TASK DESCRIPTION — Collect every line in the records below that contains the word "perusahaan".

Dataset records:
┄┄┄┄┄┄┄┄┄┄

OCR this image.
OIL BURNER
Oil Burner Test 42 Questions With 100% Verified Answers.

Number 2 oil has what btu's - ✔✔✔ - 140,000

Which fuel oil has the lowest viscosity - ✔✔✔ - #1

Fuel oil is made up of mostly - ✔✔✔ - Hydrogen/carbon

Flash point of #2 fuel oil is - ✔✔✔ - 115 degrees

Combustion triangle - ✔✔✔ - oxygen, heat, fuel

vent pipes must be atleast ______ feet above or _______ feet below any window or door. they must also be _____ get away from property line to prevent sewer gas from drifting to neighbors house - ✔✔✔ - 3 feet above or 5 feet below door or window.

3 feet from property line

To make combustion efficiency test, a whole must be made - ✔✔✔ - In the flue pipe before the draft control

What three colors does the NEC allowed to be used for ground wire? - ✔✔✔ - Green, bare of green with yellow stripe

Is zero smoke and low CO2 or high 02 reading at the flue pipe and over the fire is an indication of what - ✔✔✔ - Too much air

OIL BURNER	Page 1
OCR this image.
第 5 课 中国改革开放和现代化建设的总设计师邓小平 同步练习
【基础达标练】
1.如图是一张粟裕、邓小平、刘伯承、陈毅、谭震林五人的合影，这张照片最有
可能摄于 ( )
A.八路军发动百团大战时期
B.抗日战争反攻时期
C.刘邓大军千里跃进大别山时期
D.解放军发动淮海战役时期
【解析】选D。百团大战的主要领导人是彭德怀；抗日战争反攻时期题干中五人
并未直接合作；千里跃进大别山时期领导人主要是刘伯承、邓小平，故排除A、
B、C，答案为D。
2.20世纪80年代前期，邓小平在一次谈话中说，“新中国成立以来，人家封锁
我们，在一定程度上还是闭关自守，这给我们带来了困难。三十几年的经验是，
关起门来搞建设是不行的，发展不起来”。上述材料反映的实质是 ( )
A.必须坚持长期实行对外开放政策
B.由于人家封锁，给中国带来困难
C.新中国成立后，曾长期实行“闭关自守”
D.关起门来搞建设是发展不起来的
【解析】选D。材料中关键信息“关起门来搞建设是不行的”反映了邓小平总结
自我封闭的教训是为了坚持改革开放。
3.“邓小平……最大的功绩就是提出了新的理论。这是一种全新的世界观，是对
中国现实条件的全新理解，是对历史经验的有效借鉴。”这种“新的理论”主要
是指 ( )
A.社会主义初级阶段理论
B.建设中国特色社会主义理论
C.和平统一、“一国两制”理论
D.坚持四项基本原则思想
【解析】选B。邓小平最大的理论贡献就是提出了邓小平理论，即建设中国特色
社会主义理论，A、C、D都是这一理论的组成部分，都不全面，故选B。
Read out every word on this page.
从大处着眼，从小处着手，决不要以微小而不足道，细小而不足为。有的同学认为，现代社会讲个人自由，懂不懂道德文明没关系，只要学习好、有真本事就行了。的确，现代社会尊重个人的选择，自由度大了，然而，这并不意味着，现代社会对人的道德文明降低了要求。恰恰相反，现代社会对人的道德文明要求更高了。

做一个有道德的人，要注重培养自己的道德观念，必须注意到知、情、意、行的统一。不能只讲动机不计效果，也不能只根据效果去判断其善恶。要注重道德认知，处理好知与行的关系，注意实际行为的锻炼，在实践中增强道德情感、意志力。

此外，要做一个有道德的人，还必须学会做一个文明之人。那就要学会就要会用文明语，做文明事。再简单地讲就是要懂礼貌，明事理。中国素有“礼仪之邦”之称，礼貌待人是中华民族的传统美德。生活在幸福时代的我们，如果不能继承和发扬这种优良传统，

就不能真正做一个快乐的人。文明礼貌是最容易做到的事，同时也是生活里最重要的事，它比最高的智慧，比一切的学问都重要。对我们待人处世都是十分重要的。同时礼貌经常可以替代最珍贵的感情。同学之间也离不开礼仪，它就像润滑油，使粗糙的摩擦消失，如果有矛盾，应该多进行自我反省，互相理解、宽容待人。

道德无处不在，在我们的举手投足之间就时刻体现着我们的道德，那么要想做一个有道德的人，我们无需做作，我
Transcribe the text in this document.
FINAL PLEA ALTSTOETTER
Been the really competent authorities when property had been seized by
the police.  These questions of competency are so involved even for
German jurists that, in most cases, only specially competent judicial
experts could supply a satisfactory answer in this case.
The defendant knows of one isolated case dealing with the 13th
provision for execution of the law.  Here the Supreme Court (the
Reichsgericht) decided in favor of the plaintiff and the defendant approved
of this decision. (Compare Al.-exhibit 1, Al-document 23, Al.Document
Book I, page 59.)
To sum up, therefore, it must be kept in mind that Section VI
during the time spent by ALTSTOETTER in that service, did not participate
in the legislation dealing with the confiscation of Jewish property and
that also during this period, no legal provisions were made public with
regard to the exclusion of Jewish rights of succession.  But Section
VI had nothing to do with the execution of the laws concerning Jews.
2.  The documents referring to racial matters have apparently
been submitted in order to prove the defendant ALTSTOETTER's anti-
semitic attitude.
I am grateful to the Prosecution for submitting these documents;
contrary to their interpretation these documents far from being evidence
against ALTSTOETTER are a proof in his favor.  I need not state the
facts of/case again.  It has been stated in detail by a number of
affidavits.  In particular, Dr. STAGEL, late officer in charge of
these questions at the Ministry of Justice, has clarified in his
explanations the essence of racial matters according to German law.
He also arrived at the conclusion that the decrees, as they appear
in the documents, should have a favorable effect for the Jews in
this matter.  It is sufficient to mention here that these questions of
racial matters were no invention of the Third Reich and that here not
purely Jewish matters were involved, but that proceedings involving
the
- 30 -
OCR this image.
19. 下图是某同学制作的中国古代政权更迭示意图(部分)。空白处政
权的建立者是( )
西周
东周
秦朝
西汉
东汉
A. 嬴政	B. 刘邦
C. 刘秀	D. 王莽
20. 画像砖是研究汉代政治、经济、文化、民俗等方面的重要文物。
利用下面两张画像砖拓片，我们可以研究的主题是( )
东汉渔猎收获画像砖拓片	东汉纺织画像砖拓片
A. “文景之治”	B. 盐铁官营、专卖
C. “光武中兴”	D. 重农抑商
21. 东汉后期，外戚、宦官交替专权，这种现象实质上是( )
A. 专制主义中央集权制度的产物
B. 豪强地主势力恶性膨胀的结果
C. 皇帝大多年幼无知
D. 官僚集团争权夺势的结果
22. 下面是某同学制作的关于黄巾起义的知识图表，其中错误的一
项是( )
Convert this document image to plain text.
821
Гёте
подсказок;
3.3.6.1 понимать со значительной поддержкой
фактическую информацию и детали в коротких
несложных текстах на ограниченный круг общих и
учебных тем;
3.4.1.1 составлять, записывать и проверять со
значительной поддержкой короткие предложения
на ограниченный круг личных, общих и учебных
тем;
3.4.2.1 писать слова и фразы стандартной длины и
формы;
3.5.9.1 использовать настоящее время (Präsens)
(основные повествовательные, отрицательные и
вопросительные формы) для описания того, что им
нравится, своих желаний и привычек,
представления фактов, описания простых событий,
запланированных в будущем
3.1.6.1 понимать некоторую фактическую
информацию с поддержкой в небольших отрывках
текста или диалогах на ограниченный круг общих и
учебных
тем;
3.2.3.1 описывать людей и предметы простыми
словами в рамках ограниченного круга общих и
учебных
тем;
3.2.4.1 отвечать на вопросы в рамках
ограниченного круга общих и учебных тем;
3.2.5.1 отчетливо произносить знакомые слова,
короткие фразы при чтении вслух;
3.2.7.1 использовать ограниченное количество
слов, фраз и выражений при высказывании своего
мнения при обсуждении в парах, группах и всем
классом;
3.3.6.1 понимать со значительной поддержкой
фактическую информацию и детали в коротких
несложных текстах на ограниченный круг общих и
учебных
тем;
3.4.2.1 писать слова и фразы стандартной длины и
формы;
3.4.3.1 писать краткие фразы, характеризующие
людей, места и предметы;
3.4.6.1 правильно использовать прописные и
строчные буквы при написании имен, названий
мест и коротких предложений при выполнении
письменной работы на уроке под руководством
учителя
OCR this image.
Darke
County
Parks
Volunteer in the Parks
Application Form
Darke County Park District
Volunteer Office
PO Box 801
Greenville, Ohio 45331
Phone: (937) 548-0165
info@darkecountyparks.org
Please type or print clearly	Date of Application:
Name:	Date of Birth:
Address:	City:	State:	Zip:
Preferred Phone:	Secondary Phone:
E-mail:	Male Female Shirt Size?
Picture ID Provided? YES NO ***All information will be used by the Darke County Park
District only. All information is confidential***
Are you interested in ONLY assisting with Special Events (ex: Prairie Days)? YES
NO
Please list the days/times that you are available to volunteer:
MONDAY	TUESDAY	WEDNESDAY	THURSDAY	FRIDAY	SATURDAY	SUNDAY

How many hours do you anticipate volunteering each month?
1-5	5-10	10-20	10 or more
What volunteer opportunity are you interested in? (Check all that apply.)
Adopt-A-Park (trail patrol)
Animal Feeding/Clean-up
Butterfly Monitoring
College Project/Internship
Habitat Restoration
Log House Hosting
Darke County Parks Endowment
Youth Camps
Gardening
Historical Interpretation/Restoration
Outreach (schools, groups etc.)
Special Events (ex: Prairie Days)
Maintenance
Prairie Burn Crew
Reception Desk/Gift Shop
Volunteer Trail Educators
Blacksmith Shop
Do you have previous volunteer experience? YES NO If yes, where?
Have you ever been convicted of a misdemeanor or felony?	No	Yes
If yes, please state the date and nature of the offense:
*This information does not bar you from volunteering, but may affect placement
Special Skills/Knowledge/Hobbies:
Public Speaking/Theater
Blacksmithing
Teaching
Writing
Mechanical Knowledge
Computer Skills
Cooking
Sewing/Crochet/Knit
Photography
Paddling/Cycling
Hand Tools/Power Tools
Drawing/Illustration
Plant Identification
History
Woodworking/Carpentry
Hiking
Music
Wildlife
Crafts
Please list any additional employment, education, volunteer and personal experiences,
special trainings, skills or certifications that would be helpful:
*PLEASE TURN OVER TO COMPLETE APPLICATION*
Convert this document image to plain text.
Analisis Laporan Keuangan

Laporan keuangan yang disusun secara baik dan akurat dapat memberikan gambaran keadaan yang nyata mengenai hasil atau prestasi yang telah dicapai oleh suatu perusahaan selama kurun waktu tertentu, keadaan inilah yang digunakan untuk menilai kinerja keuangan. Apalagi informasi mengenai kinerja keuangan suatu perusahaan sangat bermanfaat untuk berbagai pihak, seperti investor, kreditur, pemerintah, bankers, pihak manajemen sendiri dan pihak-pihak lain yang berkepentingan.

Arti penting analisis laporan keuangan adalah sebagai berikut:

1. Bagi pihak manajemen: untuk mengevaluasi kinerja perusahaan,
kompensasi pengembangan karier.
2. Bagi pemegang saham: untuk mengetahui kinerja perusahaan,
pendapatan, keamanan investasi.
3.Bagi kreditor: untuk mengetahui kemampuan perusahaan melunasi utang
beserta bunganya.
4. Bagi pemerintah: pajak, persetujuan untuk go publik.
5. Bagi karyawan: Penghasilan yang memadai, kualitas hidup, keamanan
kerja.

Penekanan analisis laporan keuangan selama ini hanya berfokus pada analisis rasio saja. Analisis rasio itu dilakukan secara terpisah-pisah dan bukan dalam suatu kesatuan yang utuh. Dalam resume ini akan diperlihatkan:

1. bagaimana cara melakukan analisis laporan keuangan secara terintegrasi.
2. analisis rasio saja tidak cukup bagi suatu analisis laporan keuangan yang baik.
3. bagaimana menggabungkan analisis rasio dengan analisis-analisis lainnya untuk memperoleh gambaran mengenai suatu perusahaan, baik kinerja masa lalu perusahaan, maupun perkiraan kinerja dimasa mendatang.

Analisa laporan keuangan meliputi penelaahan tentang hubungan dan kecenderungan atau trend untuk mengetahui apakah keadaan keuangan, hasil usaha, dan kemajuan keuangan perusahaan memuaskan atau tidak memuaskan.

┄┄┄┄┄┄┄┄┄┄

REPLY —
Laporan keuangan yang disusun secara baik dan akurat dapat memberikan gambaran keadaan yang nyata mengenai hasil atau prestasi yang telah dicapai oleh suatu perusahaan selama kurun waktu tertentu, keadaan inilah yang digunakan untuk menilai kinerja keuangan. Apalagi informasi mengenai kinerja keuangan suatu perusahaan sangat bermanfaat untuk berbagai pihak, seperti investor, kreditur, pemerintah, bankers, pihak manajemen sendiri dan pihak-pihak lain yang berkepentingan.
1. Bagi pihak manajemen: untuk mengevaluasi kinerja perusahaan,
2. Bagi pemegang saham: untuk mengetahui kinerja perusahaan,
3.Bagi kreditor: untuk mengetahui kemampuan perusahaan melunasi utang
3. bagaimana menggabungkan analisis rasio dengan analisis-analisis lainnya untuk memperoleh gambaran mengenai suatu perusahaan, baik kinerja masa lalu perusahaan, maupun perkiraan kinerja dimasa mendatang.
Analisa laporan keuangan meliputi penelaahan tentang hubungan dan kecenderungan atau trend untuk mengetahui apakah keadaan keuangan, hasil usaha, dan kemajuan keuangan perusahaan memuaskan atau tidak memuaskan.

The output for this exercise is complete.